Note: Conference proceedings are now available. Please click here to view the conference proceedings.



Our society is continuously moving towards a knowledge-based economy: an economy in which the application of knowledge replaces capital, raw materials, and labour as the main means of production. The synergy of combining new information and communication technologies with human skills has dramatically altered job content and skills requirements at the workplace. Good jobs have become technologically complex and are demanding sophisticated work skills. Simple, routine and low-level functions are diminishing. The perception of the role of human interventions in the economic transactions has also changed. The potential contribution that an individual can make in acquiring and applying knowledge for improving processes, products and services is becoming more important than the physical labour. The knowledge embodied in a product has become a key element of production.

Spatial annotation records

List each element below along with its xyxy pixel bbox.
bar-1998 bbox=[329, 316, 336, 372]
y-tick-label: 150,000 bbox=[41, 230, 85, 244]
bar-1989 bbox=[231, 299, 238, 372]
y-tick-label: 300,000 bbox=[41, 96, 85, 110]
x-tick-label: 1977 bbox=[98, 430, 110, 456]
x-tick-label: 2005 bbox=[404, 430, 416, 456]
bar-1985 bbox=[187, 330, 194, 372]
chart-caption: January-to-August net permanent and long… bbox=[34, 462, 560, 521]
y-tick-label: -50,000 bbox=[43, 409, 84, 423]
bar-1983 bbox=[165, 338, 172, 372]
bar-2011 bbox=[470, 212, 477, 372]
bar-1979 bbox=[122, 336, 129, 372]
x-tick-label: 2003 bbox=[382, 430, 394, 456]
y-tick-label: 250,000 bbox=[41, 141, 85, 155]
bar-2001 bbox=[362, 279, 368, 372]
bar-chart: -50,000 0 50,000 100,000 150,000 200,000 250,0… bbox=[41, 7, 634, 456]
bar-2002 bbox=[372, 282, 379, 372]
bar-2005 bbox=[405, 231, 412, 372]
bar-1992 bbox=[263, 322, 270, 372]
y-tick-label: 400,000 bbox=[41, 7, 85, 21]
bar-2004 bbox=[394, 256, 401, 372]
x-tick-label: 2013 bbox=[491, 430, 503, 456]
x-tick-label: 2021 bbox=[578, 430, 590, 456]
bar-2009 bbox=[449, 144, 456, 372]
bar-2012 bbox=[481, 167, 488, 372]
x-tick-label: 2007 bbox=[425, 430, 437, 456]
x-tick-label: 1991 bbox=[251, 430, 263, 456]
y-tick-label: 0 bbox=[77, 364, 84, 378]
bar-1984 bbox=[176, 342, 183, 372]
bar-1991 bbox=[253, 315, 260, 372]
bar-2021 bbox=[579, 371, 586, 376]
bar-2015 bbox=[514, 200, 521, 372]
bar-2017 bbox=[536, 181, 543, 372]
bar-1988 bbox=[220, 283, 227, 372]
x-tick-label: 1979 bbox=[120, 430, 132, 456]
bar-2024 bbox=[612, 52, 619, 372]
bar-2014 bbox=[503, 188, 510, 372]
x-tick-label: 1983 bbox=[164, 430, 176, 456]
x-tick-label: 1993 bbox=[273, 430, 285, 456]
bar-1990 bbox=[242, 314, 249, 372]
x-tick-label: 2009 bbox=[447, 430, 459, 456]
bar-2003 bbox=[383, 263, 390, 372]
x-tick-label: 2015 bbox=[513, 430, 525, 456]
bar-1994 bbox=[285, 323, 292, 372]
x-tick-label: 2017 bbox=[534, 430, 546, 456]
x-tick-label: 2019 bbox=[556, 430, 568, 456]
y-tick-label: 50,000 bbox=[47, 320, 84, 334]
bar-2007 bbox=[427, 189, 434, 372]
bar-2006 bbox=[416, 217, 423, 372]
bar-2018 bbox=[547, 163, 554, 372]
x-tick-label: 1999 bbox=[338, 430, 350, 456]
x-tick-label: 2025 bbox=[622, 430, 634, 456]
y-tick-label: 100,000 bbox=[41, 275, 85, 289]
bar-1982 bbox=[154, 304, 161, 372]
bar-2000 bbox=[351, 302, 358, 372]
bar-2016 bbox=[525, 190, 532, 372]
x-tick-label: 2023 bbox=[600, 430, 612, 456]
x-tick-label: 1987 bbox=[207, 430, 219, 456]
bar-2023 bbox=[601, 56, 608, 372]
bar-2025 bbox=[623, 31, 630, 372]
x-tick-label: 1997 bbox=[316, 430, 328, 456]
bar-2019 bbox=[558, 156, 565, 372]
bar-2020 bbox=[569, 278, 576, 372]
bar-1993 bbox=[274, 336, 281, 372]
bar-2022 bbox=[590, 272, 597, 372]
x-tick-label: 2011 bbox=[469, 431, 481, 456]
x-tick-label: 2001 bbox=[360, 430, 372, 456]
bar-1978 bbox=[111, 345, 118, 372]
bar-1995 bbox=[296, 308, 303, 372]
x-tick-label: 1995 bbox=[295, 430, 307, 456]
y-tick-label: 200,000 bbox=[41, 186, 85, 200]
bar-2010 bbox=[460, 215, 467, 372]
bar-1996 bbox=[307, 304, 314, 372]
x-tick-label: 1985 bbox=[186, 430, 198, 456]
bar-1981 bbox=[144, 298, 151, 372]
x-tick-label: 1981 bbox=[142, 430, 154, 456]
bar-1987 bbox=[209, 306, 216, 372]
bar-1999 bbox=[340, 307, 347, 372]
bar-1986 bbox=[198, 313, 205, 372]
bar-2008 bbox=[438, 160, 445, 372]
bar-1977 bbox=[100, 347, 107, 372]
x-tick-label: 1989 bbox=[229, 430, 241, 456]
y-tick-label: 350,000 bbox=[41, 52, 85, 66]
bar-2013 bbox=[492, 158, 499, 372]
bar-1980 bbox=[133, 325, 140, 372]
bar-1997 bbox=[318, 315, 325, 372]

Work to complete:
a. In the knowledge-economy passage, what replaces capital, raw materials, and labour as the main means of production?
b. Render this sentence from the knowledge-economy passage in French: "Simple, routine and low-level functions are diminishing."

Solutions by task:
a. The application of knowledge.

b. Les fonctions simples, routinières et de bas niveau sont en diminution.